→ **Stored entries**:
+--
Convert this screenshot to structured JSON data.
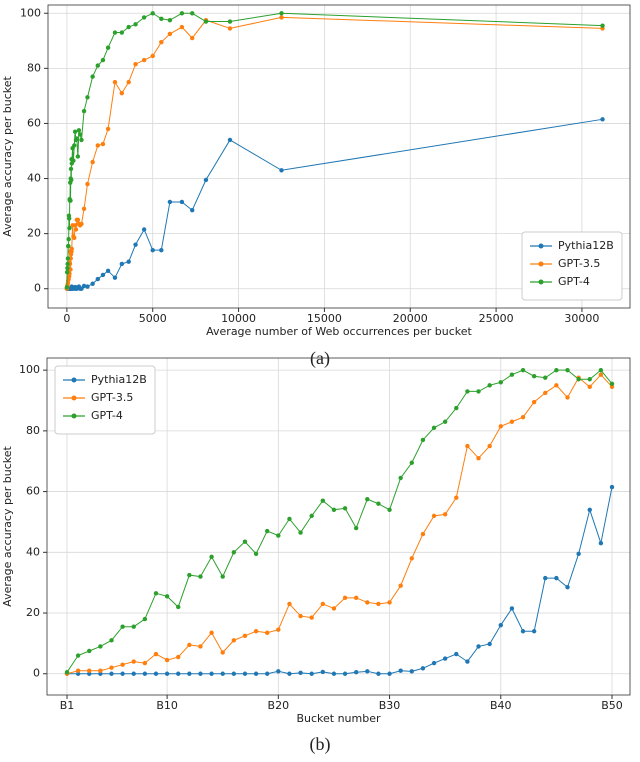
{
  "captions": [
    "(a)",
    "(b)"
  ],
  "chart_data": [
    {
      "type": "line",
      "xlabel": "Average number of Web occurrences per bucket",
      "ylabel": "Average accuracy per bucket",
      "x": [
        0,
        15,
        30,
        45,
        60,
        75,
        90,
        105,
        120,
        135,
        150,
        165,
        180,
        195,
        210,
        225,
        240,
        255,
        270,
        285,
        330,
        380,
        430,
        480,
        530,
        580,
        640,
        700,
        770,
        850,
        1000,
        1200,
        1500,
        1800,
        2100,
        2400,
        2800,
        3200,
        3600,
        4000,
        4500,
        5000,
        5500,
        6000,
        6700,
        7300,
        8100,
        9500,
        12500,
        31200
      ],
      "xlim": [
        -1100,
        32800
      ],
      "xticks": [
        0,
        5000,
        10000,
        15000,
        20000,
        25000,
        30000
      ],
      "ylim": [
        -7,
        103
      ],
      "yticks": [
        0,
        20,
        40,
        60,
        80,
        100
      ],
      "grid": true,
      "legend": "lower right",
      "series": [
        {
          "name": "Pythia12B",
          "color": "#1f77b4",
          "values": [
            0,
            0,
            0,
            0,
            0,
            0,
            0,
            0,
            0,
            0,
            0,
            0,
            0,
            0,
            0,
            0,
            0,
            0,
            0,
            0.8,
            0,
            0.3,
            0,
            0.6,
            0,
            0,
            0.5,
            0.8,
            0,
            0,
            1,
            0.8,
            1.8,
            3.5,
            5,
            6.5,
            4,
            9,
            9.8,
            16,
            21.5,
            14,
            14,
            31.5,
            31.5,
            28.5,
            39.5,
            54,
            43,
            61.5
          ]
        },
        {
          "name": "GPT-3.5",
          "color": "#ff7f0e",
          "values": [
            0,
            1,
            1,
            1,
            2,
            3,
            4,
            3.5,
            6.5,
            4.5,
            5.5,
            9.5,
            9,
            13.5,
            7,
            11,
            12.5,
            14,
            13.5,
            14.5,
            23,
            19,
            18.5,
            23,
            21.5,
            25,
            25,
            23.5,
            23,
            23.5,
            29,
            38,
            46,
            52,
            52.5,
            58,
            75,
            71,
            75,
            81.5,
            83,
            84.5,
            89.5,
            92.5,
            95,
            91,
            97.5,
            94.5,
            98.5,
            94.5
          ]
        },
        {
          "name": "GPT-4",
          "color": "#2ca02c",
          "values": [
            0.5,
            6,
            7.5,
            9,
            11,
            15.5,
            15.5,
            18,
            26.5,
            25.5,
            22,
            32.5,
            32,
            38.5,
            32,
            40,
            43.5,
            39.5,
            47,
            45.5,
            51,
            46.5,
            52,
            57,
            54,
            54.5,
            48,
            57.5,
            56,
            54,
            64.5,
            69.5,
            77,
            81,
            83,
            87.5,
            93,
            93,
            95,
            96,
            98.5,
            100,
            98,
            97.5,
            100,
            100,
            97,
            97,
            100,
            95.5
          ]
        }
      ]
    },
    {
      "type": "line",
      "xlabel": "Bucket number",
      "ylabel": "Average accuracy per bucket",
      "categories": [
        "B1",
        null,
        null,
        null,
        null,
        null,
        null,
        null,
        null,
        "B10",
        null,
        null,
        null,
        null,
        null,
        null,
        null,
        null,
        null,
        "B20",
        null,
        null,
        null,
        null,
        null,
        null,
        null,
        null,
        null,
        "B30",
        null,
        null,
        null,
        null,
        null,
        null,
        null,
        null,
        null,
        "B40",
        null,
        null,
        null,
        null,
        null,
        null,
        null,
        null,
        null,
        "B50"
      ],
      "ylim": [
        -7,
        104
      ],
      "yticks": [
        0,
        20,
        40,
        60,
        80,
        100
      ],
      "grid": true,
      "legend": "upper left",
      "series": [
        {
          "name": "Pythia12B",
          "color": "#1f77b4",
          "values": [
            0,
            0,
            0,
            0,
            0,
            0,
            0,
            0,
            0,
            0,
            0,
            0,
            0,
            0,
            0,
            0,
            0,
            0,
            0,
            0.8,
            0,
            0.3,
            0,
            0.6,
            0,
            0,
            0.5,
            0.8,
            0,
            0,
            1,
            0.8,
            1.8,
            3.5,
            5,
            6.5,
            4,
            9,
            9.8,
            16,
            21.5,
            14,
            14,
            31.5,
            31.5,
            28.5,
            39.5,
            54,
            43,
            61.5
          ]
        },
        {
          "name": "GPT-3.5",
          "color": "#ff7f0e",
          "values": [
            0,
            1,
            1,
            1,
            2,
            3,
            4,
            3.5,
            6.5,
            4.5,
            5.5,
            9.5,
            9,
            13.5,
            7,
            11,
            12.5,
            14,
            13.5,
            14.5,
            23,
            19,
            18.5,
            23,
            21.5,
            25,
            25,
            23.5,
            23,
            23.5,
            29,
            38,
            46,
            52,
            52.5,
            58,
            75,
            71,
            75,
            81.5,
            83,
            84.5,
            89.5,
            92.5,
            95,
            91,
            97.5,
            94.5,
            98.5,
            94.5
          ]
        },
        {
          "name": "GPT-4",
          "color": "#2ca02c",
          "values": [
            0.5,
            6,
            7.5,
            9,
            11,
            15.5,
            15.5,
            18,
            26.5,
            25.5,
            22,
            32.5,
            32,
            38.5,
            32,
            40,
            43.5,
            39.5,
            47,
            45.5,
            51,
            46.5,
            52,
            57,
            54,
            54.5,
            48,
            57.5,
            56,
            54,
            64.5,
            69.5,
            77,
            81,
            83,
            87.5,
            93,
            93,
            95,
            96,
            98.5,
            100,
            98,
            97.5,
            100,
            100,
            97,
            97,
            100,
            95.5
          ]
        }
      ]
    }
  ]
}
+--
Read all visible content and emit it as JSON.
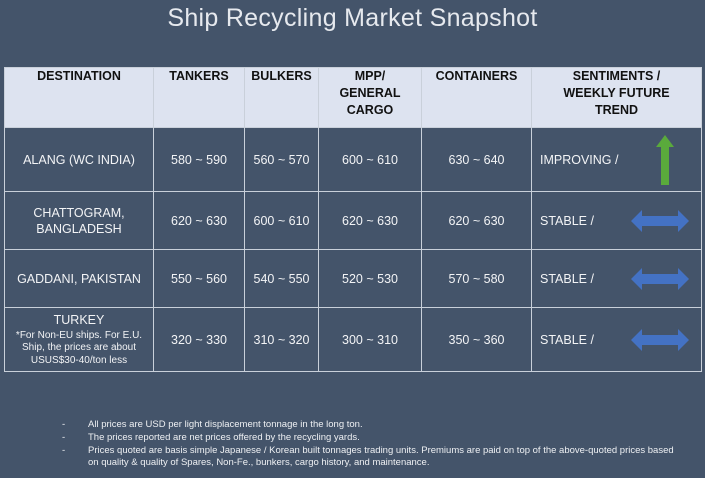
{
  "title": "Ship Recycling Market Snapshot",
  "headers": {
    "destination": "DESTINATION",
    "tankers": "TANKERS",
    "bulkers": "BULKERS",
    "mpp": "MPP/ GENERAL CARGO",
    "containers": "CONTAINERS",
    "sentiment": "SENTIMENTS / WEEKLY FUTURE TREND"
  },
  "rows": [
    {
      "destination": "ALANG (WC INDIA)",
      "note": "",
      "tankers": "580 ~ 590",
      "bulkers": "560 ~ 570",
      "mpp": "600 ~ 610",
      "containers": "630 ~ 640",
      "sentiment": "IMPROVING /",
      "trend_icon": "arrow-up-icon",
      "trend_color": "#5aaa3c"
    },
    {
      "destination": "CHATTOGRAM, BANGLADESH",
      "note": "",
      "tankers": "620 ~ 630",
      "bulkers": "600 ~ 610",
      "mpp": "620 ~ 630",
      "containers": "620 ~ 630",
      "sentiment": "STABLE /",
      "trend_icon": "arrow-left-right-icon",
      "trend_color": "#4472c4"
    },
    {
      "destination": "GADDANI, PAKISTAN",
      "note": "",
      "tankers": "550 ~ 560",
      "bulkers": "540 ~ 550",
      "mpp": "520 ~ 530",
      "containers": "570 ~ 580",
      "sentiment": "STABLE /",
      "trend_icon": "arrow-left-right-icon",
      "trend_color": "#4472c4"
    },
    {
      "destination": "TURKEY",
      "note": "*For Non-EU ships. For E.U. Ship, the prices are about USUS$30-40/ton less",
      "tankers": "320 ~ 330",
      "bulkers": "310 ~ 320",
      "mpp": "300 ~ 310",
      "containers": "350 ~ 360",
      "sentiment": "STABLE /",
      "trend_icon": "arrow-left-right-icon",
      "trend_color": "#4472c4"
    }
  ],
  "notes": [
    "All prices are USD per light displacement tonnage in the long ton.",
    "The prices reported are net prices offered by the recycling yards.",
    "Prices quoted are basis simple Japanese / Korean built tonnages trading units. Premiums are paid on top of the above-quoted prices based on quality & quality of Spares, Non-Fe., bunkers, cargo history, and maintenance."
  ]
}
+--
→ **STATED GOAL**:
Read the data above and pull out each line that holds the string "containers".

→ **RESPONSE BELOW**:
    "containers": "CONTAINERS",
      "containers": "630 ~ 640",
      "containers": "620 ~ 630",
      "containers": "570 ~ 580",
      "containers": "350 ~ 360",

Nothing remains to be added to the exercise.